EXERCISE TASKS —
1. Please retype the passage of the TCP buffer tuning text from "It appears that" up to and including "system TCP buffer?".
2. In the TCP buffer tuning text, what unit is the net.ipv4.tcp_mem parameter measured in?

TEXT SHOWN —
--- START ---
To avoid integer rounding during division, don’t forget to divide by 8.0 rather than 8

We could shorten that even further:

>>> print (GB((1/8.0) * (0.199 * 10**-3))).to_Byte()
24875.0Byte

Get the current kernel parameters

Important to note is that the per-socket buffer sizes must not exceed the core network buffer sizes. Lets fetch our current core buffer sizes:

$ sysctl net.core.rmem_max net.core.wmem_max
net.core.rmem_max = 212992
net.core.wmem_max = 212992

Recall, these values are in bytes. What are they in KiB?

>>> print Byte(212992).to_KiB()
KiB(208.0)

This means our core networking buffer sizes are set to 208KiB each. Now let’s check our current per-socket buffer sizes:

$ sysctl net.ipv4.tcp_rmem net.ipv4.tcp_wmem
net.ipv4.tcp_rmem = 4096        87380   6291456
net.ipv4.tcp_wmem = 4096        16384   4194304

Let’s double-check that our buffer sizes aren’t already out of wack (per-socket should be <= networking core)

>>> net_core_max = KiB(bytes=212992)

>>> ipv4_tcp_rmem_max = KiB(bytes=6291456)

>>> ipv4_tcp_rmem_max > net_core_max

True

It appears that my buffers aren’t sized appropriately. We’ll fix that when we set the tunable parameters.

Finally, how large is the entire system TCP buffer?

$ sysctl net.ipv4.tcp_mem
net.ipv4.tcp_mem = 280632       374176  561264

Our max system TCP buffer size is set to 561264. Recall that this parameter is measured in memory pages. Most of the time your page size is 4096 bytes, but you can check by running the command: getconf PAGESIZE. To convert the system TCP buffer size (561264) into a byte-based unit, we’ll multiply it by our pagesize (4096):

>>> sys_pages = 561264

>>> page_size = 4096

>>> sys_buffer = Byte(sys_pages * page_size)
--- END ---
ENTRIES SHOWN —
--- START ---
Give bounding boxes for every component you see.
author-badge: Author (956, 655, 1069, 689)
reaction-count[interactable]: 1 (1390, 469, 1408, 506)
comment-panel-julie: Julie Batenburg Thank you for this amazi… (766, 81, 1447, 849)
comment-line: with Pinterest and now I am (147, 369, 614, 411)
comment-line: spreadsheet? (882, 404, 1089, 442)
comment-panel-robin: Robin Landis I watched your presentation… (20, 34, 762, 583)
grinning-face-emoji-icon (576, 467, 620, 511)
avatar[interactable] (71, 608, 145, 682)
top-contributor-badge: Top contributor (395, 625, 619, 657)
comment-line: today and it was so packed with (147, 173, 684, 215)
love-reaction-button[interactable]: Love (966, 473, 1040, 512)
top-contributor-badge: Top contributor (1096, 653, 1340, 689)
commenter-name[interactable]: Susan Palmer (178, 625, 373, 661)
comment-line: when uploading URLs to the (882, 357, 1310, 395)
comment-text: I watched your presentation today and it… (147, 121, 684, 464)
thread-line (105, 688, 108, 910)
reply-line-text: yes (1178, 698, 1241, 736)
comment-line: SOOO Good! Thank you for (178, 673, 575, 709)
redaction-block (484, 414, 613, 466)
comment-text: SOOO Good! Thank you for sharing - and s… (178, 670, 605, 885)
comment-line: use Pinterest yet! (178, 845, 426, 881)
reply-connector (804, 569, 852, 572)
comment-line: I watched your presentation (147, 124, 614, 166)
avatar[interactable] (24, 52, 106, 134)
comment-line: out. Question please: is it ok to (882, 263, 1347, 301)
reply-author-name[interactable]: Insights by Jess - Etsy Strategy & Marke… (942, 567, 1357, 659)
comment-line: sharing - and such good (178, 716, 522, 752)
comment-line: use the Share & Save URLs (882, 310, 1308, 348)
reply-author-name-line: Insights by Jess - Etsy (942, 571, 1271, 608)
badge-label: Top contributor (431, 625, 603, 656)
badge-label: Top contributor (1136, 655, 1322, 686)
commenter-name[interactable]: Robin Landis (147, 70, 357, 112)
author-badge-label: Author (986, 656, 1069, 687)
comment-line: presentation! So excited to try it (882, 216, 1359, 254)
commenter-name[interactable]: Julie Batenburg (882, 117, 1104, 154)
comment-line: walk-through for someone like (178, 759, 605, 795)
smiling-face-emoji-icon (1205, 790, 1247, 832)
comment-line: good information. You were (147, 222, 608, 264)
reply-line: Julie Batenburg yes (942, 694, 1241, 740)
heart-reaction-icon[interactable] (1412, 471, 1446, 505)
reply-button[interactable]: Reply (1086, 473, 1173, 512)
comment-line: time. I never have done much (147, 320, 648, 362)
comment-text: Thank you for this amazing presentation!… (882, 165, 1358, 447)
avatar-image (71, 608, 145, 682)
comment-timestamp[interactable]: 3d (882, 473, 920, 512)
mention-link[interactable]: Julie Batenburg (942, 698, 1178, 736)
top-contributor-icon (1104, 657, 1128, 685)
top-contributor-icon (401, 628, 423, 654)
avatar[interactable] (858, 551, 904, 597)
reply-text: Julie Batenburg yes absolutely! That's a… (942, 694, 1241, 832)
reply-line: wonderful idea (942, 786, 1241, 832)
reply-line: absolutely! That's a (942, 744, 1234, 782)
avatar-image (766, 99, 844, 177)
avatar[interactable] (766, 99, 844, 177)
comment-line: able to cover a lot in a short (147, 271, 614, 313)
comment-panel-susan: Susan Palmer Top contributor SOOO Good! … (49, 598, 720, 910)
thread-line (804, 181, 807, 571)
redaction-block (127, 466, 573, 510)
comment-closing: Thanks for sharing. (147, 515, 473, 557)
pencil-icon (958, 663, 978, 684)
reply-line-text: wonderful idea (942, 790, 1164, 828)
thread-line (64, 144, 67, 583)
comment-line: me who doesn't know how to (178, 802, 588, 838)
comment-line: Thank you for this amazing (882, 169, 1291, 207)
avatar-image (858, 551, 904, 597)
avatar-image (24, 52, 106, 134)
--- END ---
SOLVED PROBLEMS —
1.
It appears that my buffers aren’t sized appropriately. We’ll fix that when we set the tunable parameters.

Finally, how large is the entire system TCP buffer?

2. Memory pages.